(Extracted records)
========================================

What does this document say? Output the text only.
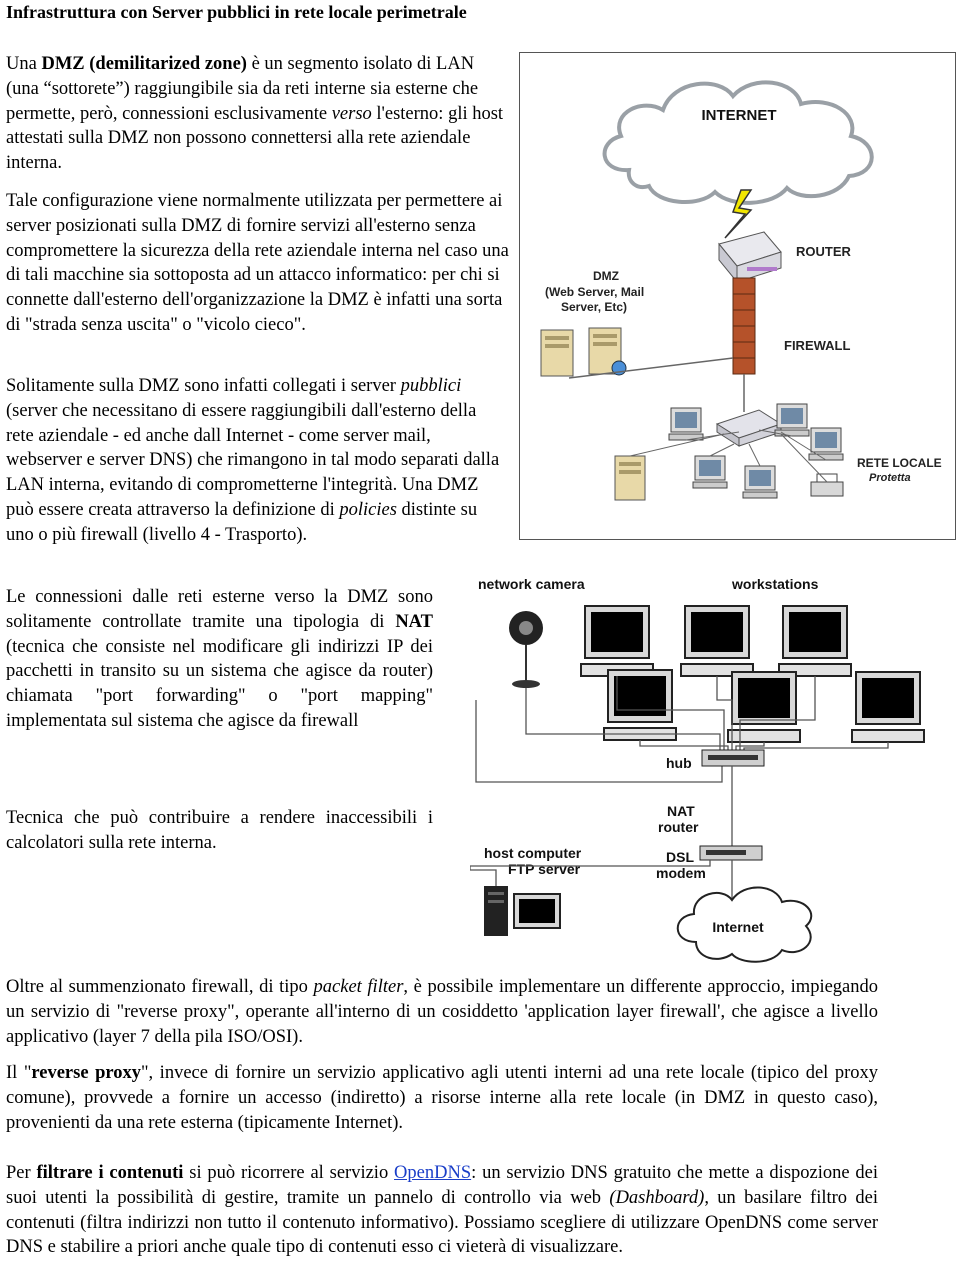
Infrastruttura con Server pubblici in rete locale perimetrale

Una DMZ (demilitarized zone) è un segmento isolato di LAN (una “sottorete”) raggiungibile sia da reti interne sia esterne che permette, però, connessioni esclusivamente verso l'esterno: gli host attestati sulla DMZ non possono connettersi alla rete aziendale interna.

Tale configurazione viene normalmente utilizzata per permettere ai server posizionati sulla DMZ di fornire servizi all'esterno senza compromettere la sicurezza della rete aziendale interna nel caso una di tali macchine sia sottoposta ad un attacco informatico: per chi si connette dall'esterno dell'organizzazione la DMZ è infatti una sorta di "strada senza uscita" o "vicolo cieco".

Solitamente sulla DMZ sono infatti collegati i server pubblici (server che necessitano di essere raggiungibili dall'esterno della rete aziendale - ed anche dall Internet - come server mail, webserver e server DNS) che rimangono in tal modo separati dalla LAN interna, evitando di comprometterne l'integrità. Una DMZ può essere creata attraverso la definizione di policies distinte su uno o più firewall (livello 4 - Trasporto).

Le connessioni dalle reti esterne verso la DMZ sono solitamente controllate tramite una tipologia di NAT (tecnica che consiste nel modificare gli indirizzi IP dei pacchetti in transito su un sistema che agisce da router) chiamata "port forwarding" o "port mapping" implementata sul sistema che agisce da firewall

Tecnica che può contribuire a rendere inaccessibili i calcolatori sulla rete interna.

Oltre al summenzionato firewall, di tipo packet filter, è possibile implementare un differente approccio, impiegando un servizio di "reverse proxy", operante all'interno di un cosiddetto 'application layer firewall', che agisce a livello applicativo (layer 7 della pila ISO/OSI).

Il "reverse proxy", invece di fornire un servizio applicativo agli utenti interni ad una rete locale (tipico del proxy comune), provvede a fornire un accesso (indiretto) a risorse interne alla rete locale (in DMZ in questo caso), provenienti da una rete esterna (tipicamente Internet).

Per filtrare i contenuti si può ricorrere al servizio OpenDNS: un servizio DNS gratuito che mette a dispozione dei suoi utenti la possibilità di gestire, tramite un pannelo di controllo via web (Dashboard), un basilare filtro dei contenuti (filtra indirizzi non tutto il contenuto informativo). Possiamo scegliere di utilizzare OpenDNS come server DNS e stabilire a priori anche quale tipo di contenuti esso ci vieterà di visualizzare.

INTERNET
ROUTER
DMZ
(Web Server, Mail
Server, Etc)
FIREWALL
RETE LOCALE
Protetta
network camera	workstations
hub
NAT
router
host computer
FTP server
DSL
modem
Internet
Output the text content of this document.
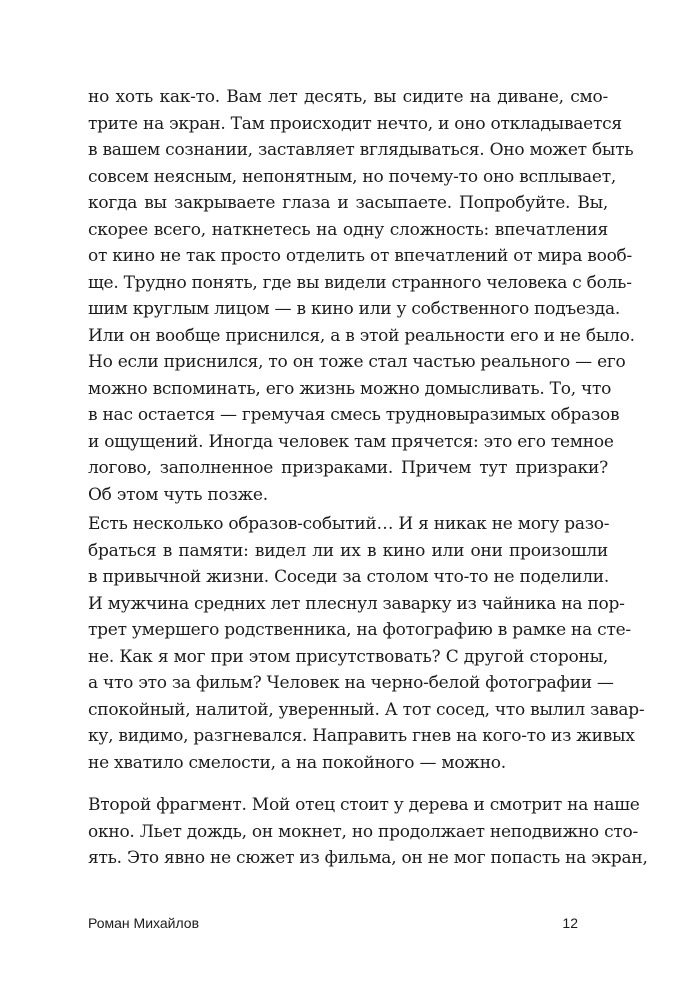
но хоть как-то. Вам лет десять, вы сидите на диване, смо-
трите на экран. Там происходит нечто, и оно откладывается
в вашем сознании, заставляет вглядываться. Оно может быть
совсем неясным, непонятным, но почему-то оно всплывает,
когда вы закрываете глаза и засыпаете. Попробуйте. Вы,
скорее всего, наткнетесь на одну сложность: впечатления
от кино не так просто отделить от впечатлений от мира вооб-
ще. Трудно понять, где вы видели странного человека с боль-
шим круглым лицом — в кино или у собственного подъезда.
Или он вообще приснился, а в этой реальности его и не было.
Но если приснился, то он тоже стал частью реального — его
можно вспоминать, его жизнь можно домысливать. То, что
в нас остается — гремучая смесь трудновыразимых образов
и ощущений. Иногда человек там прячется: это его темное
логово, заполненное призраками. Причем тут призраки?
Об этом чуть позже.
Есть несколько образов-событий… И я никак не могу разо-
браться в памяти: видел ли их в кино или они произошли
в привычной жизни. Соседи за столом что-то не поделили.
И мужчина средних лет плеснул заварку из чайника на пор-
трет умершего родственника, на фотографию в рамке на сте-
не. Как я мог при этом присутствовать? С другой стороны,
а что это за фильм? Человек на черно-белой фотографии —
спокойный, налитой, уверенный. А тот сосед, что вылил завар-
ку, видимо, разгневался. Направить гнев на кого-то из живых
не хватило смелости, а на покойного — можно.
Второй фрагмент. Мой отец стоит у дерева и смотрит на наше
окно. Льет дождь, он мокнет, но продолжает неподвижно сто-
ять. Это явно не сюжет из фильма, он не мог попасть на экран,
Роман Михайлов	12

========================================

Copy out each line of the material that holds the word "кино".

от кино не так просто отделить от впечатлений от мира вооб-
шим круглым лицом — в кино или у собственного подъезда.
браться в памяти: видел ли их в кино или они произошли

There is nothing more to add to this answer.